[Data shown]:

<<<<

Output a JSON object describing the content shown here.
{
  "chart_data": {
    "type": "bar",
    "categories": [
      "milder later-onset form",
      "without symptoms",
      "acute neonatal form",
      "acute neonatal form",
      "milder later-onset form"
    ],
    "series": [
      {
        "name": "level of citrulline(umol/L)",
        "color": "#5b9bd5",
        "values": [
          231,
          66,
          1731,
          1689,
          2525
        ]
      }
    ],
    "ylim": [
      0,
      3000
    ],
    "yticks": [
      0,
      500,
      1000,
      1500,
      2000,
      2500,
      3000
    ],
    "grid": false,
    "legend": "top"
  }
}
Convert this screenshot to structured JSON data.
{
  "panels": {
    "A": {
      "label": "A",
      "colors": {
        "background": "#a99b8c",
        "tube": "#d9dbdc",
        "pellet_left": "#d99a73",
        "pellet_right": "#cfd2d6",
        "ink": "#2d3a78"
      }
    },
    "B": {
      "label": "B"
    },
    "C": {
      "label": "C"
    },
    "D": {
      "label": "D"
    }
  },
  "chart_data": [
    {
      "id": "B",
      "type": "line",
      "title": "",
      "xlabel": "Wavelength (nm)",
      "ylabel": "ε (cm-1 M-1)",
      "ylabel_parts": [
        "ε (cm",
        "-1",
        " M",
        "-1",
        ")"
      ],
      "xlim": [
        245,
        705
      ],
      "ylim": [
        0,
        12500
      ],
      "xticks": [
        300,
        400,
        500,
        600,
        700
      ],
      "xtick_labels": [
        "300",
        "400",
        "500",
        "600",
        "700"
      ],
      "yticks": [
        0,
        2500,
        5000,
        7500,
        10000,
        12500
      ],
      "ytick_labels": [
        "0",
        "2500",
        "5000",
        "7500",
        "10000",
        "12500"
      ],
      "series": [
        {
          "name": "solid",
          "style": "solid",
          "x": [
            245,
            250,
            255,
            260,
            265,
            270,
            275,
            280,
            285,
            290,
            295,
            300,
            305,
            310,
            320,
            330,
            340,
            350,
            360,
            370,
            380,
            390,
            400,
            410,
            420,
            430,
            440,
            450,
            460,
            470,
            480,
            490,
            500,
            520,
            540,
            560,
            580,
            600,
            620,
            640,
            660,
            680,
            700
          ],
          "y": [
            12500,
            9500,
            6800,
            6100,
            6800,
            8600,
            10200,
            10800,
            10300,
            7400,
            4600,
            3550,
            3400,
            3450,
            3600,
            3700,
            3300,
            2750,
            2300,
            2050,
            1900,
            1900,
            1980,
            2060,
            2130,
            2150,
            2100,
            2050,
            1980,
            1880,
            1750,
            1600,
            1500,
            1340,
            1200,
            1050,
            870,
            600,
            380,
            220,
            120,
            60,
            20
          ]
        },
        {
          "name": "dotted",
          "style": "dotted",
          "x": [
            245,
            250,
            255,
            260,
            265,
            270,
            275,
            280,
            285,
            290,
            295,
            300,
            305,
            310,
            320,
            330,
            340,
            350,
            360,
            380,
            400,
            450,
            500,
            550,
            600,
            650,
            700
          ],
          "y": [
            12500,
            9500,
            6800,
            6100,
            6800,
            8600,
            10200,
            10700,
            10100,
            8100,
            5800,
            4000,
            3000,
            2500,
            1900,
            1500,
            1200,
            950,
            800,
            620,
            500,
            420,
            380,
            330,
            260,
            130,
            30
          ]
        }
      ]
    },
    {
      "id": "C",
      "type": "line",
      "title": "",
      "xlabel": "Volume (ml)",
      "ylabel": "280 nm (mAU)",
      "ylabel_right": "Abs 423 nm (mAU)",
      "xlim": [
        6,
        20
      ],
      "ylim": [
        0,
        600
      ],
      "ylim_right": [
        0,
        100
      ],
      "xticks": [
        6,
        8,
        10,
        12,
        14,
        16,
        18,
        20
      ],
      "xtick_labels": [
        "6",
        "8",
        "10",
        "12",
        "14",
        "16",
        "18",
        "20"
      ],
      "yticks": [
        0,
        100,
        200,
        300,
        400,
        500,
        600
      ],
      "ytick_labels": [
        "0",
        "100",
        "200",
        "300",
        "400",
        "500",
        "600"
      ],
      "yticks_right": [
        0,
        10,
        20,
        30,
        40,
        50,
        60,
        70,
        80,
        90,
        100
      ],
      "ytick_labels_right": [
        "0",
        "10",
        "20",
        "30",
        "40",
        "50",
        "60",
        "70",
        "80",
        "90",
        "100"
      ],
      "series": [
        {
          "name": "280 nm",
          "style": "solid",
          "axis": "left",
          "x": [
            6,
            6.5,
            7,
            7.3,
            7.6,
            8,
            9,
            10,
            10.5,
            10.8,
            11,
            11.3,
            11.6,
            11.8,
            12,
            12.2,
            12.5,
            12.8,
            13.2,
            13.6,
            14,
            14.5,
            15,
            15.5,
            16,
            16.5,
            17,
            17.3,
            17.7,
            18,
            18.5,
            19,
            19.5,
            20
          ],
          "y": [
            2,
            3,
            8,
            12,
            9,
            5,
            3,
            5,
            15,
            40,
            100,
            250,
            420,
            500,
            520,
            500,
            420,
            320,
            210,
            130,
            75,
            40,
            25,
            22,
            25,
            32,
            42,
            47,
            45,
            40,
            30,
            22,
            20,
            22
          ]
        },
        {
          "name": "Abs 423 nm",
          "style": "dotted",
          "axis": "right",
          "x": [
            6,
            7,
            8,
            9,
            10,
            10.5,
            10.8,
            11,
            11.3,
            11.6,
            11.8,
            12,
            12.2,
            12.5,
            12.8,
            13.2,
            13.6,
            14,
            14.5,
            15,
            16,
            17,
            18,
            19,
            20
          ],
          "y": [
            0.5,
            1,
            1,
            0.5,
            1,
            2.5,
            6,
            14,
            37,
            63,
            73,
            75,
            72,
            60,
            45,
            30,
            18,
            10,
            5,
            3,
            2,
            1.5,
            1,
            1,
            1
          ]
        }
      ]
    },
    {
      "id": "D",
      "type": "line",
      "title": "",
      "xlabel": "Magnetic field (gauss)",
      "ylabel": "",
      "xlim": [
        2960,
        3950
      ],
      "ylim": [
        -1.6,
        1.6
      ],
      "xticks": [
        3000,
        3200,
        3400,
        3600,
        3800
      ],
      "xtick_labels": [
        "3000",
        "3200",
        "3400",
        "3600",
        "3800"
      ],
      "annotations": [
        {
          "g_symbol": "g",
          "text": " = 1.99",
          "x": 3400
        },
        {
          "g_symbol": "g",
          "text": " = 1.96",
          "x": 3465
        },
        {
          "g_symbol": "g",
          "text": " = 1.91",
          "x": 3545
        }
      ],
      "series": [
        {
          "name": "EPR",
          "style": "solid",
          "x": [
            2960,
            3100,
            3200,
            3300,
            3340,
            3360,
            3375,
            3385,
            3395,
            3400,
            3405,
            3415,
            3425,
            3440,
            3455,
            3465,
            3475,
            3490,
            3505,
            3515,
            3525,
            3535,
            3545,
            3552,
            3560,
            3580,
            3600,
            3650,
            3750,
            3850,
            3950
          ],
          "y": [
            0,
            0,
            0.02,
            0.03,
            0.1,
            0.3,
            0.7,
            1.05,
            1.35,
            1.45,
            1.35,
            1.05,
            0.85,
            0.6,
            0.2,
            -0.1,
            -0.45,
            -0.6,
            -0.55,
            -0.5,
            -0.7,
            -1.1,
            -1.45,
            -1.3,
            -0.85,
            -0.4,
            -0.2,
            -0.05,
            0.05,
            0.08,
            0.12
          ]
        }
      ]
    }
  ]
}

>>>>

Reproduce the data in its entirety, matching each character.

[Complete response]:
Output a JSON object describing the content shown here.
{
  "chart_data": {
    "type": "bar",
    "categories": [
      "milder later-onset form",
      "without symptoms",
      "acute neonatal form",
      "acute neonatal form",
      "milder later-onset form"
    ],
    "series": [
      {
        "name": "level of citrulline(umol/L)",
        "color": "#5b9bd5",
        "values": [
          231,
          66,
          1731,
          1689,
          2525
        ]
      }
    ],
    "ylim": [
      0,
      3000
    ],
    "yticks": [
      0,
      500,
      1000,
      1500,
      2000,
      2500,
      3000
    ],
    "grid": false,
    "legend": "top"
  }
}
Convert this screenshot to structured JSON data.
{
  "panels": {
    "A": {
      "label": "A",
      "colors": {
        "background": "#a99b8c",
        "tube": "#d9dbdc",
        "pellet_left": "#d99a73",
        "pellet_right": "#cfd2d6",
        "ink": "#2d3a78"
      }
    },
    "B": {
      "label": "B"
    },
    "C": {
      "label": "C"
    },
    "D": {
      "label": "D"
    }
  },
  "chart_data": [
    {
      "id": "B",
      "type": "line",
      "title": "",
      "xlabel": "Wavelength (nm)",
      "ylabel": "ε (cm-1 M-1)",
      "ylabel_parts": [
        "ε (cm",
        "-1",
        " M",
        "-1",
        ")"
      ],
      "xlim": [
        245,
        705
      ],
      "ylim": [
        0,
        12500
      ],
      "xticks": [
        300,
        400,
        500,
        600,
        700
      ],
      "xtick_labels": [
        "300",
        "400",
        "500",
        "600",
        "700"
      ],
      "yticks": [
        0,
        2500,
        5000,
        7500,
        10000,
        12500
      ],
      "ytick_labels": [
        "0",
        "2500",
        "5000",
        "7500",
        "10000",
        "12500"
      ],
      "series": [
        {
          "name": "solid",
          "style": "solid",
          "x": [
            245,
            250,
            255,
            260,
            265,
            270,
            275,
            280,
            285,
            290,
            295,
            300,
            305,
            310,
            320,
            330,
            340,
            350,
            360,
            370,
            380,
            390,
            400,
            410,
            420,
            430,
            440,
            450,
            460,
            470,
            480,
            490,
            500,
            520,
            540,
            560,
            580,
            600,
            620,
            640,
            660,
            680,
            700
          ],
          "y": [
            12500,
            9500,
            6800,
            6100,
            6800,
            8600,
            10200,
            10800,
            10300,
            7400,
            4600,
            3550,
            3400,
            3450,
            3600,
            3700,
            3300,
            2750,
            2300,
            2050,
            1900,
            1900,
            1980,
            2060,
            2130,
            2150,
            2100,
            2050,
            1980,
            1880,
            1750,
            1600,
            1500,
            1340,
            1200,
            1050,
            870,
            600,
            380,
            220,
            120,
            60,
            20
          ]
        },
        {
          "name": "dotted",
          "style": "dotted",
          "x": [
            245,
            250,
            255,
            260,
            265,
            270,
            275,
            280,
            285,
            290,
            295,
            300,
            305,
            310,
            320,
            330,
            340,
            350,
            360,
            380,
            400,
            450,
            500,
            550,
            600,
            650,
            700
          ],
          "y": [
            12500,
            9500,
            6800,
            6100,
            6800,
            8600,
            10200,
            10700,
            10100,
            8100,
            5800,
            4000,
            3000,
            2500,
            1900,
            1500,
            1200,
            950,
            800,
            620,
            500,
            420,
            380,
            330,
            260,
            130,
            30
          ]
        }
      ]
    },
    {
      "id": "C",
      "type": "line",
      "title": "",
      "xlabel": "Volume (ml)",
      "ylabel": "280 nm (mAU)",
      "ylabel_right": "Abs 423 nm (mAU)",
      "xlim": [
        6,
        20
      ],
      "ylim": [
        0,
        600
      ],
      "ylim_right": [
        0,
        100
      ],
      "xticks": [
        6,
        8,
        10,
        12,
        14,
        16,
        18,
        20
      ],
      "xtick_labels": [
        "6",
        "8",
        "10",
        "12",
        "14",
        "16",
        "18",
        "20"
      ],
      "yticks": [
        0,
        100,
        200,
        300,
        400,
        500,
        600
      ],
      "ytick_labels": [
        "0",
        "100",
        "200",
        "300",
        "400",
        "500",
        "600"
      ],
      "yticks_right": [
        0,
        10,
        20,
        30,
        40,
        50,
        60,
        70,
        80,
        90,
        100
      ],
      "ytick_labels_right": [
        "0",
        "10",
        "20",
        "30",
        "40",
        "50",
        "60",
        "70",
        "80",
        "90",
        "100"
      ],
      "series": [
        {
          "name": "280 nm",
          "style": "solid",
          "axis": "left",
          "x": [
            6,
            6.5,
            7,
            7.3,
            7.6,
            8,
            9,
            10,
            10.5,
            10.8,
            11,
            11.3,
            11.6,
            11.8,
            12,
            12.2,
            12.5,
            12.8,
            13.2,
            13.6,
            14,
            14.5,
            15,
            15.5,
            16,
            16.5,
            17,
            17.3,
            17.7,
            18,
            18.5,
            19,
            19.5,
            20
          ],
          "y": [
            2,
            3,
            8,
            12,
            9,
            5,
            3,
            5,
            15,
            40,
            100,
            250,
            420,
            500,
            520,
            500,
            420,
            320,
            210,
            130,
            75,
            40,
            25,
            22,
            25,
            32,
            42,
            47,
            45,
            40,
            30,
            22,
            20,
            22
          ]
        },
        {
          "name": "Abs 423 nm",
          "style": "dotted",
          "axis": "right",
          "x": [
            6,
            7,
            8,
            9,
            10,
            10.5,
            10.8,
            11,
            11.3,
            11.6,
            11.8,
            12,
            12.2,
            12.5,
            12.8,
            13.2,
            13.6,
            14,
            14.5,
            15,
            16,
            17,
            18,
            19,
            20
          ],
          "y": [
            0.5,
            1,
            1,
            0.5,
            1,
            2.5,
            6,
            14,
            37,
            63,
            73,
            75,
            72,
            60,
            45,
            30,
            18,
            10,
            5,
            3,
            2,
            1.5,
            1,
            1,
            1
          ]
        }
      ]
    },
    {
      "id": "D",
      "type": "line",
      "title": "",
      "xlabel": "Magnetic field (gauss)",
      "ylabel": "",
      "xlim": [
        2960,
        3950
      ],
      "ylim": [
        -1.6,
        1.6
      ],
      "xticks": [
        3000,
        3200,
        3400,
        3600,
        3800
      ],
      "xtick_labels": [
        "3000",
        "3200",
        "3400",
        "3600",
        "3800"
      ],
      "annotations": [
        {
          "g_symbol": "g",
          "text": " = 1.99",
          "x": 3400
        },
        {
          "g_symbol": "g",
          "text": " = 1.96",
          "x": 3465
        },
        {
          "g_symbol": "g",
          "text": " = 1.91",
          "x": 3545
        }
      ],
      "series": [
        {
          "name": "EPR",
          "style": "solid",
          "x": [
            2960,
            3100,
            3200,
            3300,
            3340,
            3360,
            3375,
            3385,
            3395,
            3400,
            3405,
            3415,
            3425,
            3440,
            3455,
            3465,
            3475,
            3490,
            3505,
            3515,
            3525,
            3535,
            3545,
            3552,
            3560,
            3580,
            3600,
            3650,
            3750,
            3850,
            3950
          ],
          "y": [
            0,
            0,
            0.02,
            0.03,
            0.1,
            0.3,
            0.7,
            1.05,
            1.35,
            1.45,
            1.35,
            1.05,
            0.85,
            0.6,
            0.2,
            -0.1,
            -0.45,
            -0.6,
            -0.55,
            -0.5,
            -0.7,
            -1.1,
            -1.45,
            -1.3,
            -0.85,
            -0.4,
            -0.2,
            -0.05,
            0.05,
            0.08,
            0.12
          ]
        }
      ]
    }
  ]
}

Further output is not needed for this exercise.